◆ **WHAT IS NEEDED**:
Please reproduce the entries that follow, keeping each word intact.

◆ **SOURCE DATA**:
╔══

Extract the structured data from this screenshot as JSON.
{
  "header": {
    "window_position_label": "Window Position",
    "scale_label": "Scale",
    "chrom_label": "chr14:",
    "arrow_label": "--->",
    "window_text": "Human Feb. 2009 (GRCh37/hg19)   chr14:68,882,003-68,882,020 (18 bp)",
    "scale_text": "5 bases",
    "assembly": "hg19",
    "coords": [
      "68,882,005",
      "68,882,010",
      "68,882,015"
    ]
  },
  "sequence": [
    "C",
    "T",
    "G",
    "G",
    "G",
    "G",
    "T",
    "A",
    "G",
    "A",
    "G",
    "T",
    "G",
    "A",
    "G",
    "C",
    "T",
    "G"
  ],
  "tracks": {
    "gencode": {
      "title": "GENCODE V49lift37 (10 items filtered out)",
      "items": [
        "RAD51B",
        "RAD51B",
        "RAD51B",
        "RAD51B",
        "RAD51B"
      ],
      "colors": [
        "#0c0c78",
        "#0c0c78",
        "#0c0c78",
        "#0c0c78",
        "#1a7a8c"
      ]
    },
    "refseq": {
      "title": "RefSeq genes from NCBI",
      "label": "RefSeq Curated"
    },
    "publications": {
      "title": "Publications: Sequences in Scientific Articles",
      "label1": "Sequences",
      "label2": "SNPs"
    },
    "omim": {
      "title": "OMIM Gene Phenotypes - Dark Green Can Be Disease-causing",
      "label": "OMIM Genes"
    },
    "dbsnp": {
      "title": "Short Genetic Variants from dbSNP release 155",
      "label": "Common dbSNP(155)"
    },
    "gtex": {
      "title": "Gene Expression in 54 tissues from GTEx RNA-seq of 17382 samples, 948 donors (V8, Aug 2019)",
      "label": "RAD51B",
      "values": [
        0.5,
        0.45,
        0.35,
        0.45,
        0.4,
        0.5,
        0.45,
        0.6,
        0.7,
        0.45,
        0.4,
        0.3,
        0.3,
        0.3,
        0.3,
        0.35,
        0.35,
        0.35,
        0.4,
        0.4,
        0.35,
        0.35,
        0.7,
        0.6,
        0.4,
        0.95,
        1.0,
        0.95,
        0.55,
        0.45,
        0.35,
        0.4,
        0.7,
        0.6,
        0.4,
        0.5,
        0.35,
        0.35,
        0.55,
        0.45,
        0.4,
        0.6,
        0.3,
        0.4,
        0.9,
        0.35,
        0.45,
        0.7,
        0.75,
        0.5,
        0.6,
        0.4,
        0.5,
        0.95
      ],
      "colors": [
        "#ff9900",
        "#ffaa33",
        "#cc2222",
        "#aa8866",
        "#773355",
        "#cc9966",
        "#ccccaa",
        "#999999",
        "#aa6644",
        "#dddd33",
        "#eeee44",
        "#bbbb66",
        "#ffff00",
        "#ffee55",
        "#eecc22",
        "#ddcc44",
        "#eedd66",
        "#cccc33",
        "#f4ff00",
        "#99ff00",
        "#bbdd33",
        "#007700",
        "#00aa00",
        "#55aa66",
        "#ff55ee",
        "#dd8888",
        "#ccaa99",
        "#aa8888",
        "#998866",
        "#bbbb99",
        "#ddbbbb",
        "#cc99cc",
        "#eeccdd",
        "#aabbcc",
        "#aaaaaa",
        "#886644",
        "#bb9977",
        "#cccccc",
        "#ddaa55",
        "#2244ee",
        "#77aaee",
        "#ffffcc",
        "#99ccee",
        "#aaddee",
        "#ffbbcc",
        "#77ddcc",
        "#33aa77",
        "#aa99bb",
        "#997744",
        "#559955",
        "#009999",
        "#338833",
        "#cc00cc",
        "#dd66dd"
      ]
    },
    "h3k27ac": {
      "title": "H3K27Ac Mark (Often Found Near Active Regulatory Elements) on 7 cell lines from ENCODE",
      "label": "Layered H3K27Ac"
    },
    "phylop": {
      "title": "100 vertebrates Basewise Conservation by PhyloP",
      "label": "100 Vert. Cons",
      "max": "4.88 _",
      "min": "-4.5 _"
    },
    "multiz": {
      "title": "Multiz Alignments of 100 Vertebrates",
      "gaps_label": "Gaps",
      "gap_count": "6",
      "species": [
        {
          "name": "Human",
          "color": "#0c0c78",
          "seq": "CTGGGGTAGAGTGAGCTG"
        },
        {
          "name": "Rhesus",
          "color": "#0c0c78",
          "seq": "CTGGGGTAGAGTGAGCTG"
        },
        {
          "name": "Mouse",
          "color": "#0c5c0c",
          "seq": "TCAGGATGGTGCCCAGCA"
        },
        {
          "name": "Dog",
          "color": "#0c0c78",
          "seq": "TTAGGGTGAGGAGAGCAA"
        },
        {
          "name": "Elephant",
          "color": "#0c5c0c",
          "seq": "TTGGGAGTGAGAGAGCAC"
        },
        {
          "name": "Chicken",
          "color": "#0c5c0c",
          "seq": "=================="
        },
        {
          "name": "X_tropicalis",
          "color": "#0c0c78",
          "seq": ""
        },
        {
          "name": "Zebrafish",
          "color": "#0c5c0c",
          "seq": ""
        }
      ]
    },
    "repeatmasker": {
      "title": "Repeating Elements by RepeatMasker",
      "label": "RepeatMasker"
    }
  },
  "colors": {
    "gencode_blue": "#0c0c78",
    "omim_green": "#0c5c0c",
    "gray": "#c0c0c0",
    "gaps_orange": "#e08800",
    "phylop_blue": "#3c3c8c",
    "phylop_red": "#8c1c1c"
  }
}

╚══

◆ **FINISHED EXERCISE**:
Extract the structured data from this screenshot as JSON.
{
  "header": {
    "window_position_label": "Window Position",
    "scale_label": "Scale",
    "chrom_label": "chr14:",
    "arrow_label": "--->",
    "window_text": "Human Feb. 2009 (GRCh37/hg19)   chr14:68,882,003-68,882,020 (18 bp)",
    "scale_text": "5 bases",
    "assembly": "hg19",
    "coords": [
      "68,882,005",
      "68,882,010",
      "68,882,015"
    ]
  },
  "sequence": [
    "C",
    "T",
    "G",
    "G",
    "G",
    "G",
    "T",
    "A",
    "G",
    "A",
    "G",
    "T",
    "G",
    "A",
    "G",
    "C",
    "T",
    "G"
  ],
  "tracks": {
    "gencode": {
      "title": "GENCODE V49lift37 (10 items filtered out)",
      "items": [
        "RAD51B",
        "RAD51B",
        "RAD51B",
        "RAD51B",
        "RAD51B"
      ],
      "colors": [
        "#0c0c78",
        "#0c0c78",
        "#0c0c78",
        "#0c0c78",
        "#1a7a8c"
      ]
    },
    "refseq": {
      "title": "RefSeq genes from NCBI",
      "label": "RefSeq Curated"
    },
    "publications": {
      "title": "Publications: Sequences in Scientific Articles",
      "label1": "Sequences",
      "label2": "SNPs"
    },
    "omim": {
      "title": "OMIM Gene Phenotypes - Dark Green Can Be Disease-causing",
      "label": "OMIM Genes"
    },
    "dbsnp": {
      "title": "Short Genetic Variants from dbSNP release 155",
      "label": "Common dbSNP(155)"
    },
    "gtex": {
      "title": "Gene Expression in 54 tissues from GTEx RNA-seq of 17382 samples, 948 donors (V8, Aug 2019)",
      "label": "RAD51B",
      "values": [
        0.5,
        0.45,
        0.35,
        0.45,
        0.4,
        0.5,
        0.45,
        0.6,
        0.7,
        0.45,
        0.4,
        0.3,
        0.3,
        0.3,
        0.3,
        0.35,
        0.35,
        0.35,
        0.4,
        0.4,
        0.35,
        0.35,
        0.7,
        0.6,
        0.4,
        0.95,
        1.0,
        0.95,
        0.55,
        0.45,
        0.35,
        0.4,
        0.7,
        0.6,
        0.4,
        0.5,
        0.35,
        0.35,
        0.55,
        0.45,
        0.4,
        0.6,
        0.3,
        0.4,
        0.9,
        0.35,
        0.45,
        0.7,
        0.75,
        0.5,
        0.6,
        0.4,
        0.5,
        0.95
      ],
      "colors": [
        "#ff9900",
        "#ffaa33",
        "#cc2222",
        "#aa8866",
        "#773355",
        "#cc9966",
        "#ccccaa",
        "#999999",
        "#aa6644",
        "#dddd33",
        "#eeee44",
        "#bbbb66",
        "#ffff00",
        "#ffee55",
        "#eecc22",
        "#ddcc44",
        "#eedd66",
        "#cccc33",
        "#f4ff00",
        "#99ff00",
        "#bbdd33",
        "#007700",
        "#00aa00",
        "#55aa66",
        "#ff55ee",
        "#dd8888",
        "#ccaa99",
        "#aa8888",
        "#998866",
        "#bbbb99",
        "#ddbbbb",
        "#cc99cc",
        "#eeccdd",
        "#aabbcc",
        "#aaaaaa",
        "#886644",
        "#bb9977",
        "#cccccc",
        "#ddaa55",
        "#2244ee",
        "#77aaee",
        "#ffffcc",
        "#99ccee",
        "#aaddee",
        "#ffbbcc",
        "#77ddcc",
        "#33aa77",
        "#aa99bb",
        "#997744",
        "#559955",
        "#009999",
        "#338833",
        "#cc00cc",
        "#dd66dd"
      ]
    },
    "h3k27ac": {
      "title": "H3K27Ac Mark (Often Found Near Active Regulatory Elements) on 7 cell lines from ENCODE",
      "label": "Layered H3K27Ac"
    },
    "phylop": {
      "title": "100 vertebrates Basewise Conservation by PhyloP",
      "label": "100 Vert. Cons",
      "max": "4.88 _",
      "min": "-4.5 _"
    },
    "multiz": {
      "title": "Multiz Alignments of 100 Vertebrates",
      "gaps_label": "Gaps",
      "gap_count": "6",
      "species": [
        {
          "name": "Human",
          "color": "#0c0c78",
          "seq": "CTGGGGTAGAGTGAGCTG"
        },
        {
          "name": "Rhesus",
          "color": "#0c0c78",
          "seq": "CTGGGGTAGAGTGAGCTG"
        },
        {
          "name": "Mouse",
          "color": "#0c5c0c",
          "seq": "TCAGGATGGTGCCCAGCA"
        },
        {
          "name": "Dog",
          "color": "#0c0c78",
          "seq": "TTAGGGTGAGGAGAGCAA"
        },
        {
          "name": "Elephant",
          "color": "#0c5c0c",
          "seq": "TTGGGAGTGAGAGAGCAC"
        },
        {
          "name": "Chicken",
          "color": "#0c5c0c",
          "seq": "=================="
        },
        {
          "name": "X_tropicalis",
          "color": "#0c0c78",
          "seq": ""
        },
        {
          "name": "Zebrafish",
          "color": "#0c5c0c",
          "seq": ""
        }
      ]
    },
    "repeatmasker": {
      "title": "Repeating Elements by RepeatMasker",
      "label": "RepeatMasker"
    }
  },
  "colors": {
    "gencode_blue": "#0c0c78",
    "omim_green": "#0c5c0c",
    "gray": "#c0c0c0",
    "gaps_orange": "#e08800",
    "phylop_blue": "#3c3c8c",
    "phylop_red": "#8c1c1c"
  }
}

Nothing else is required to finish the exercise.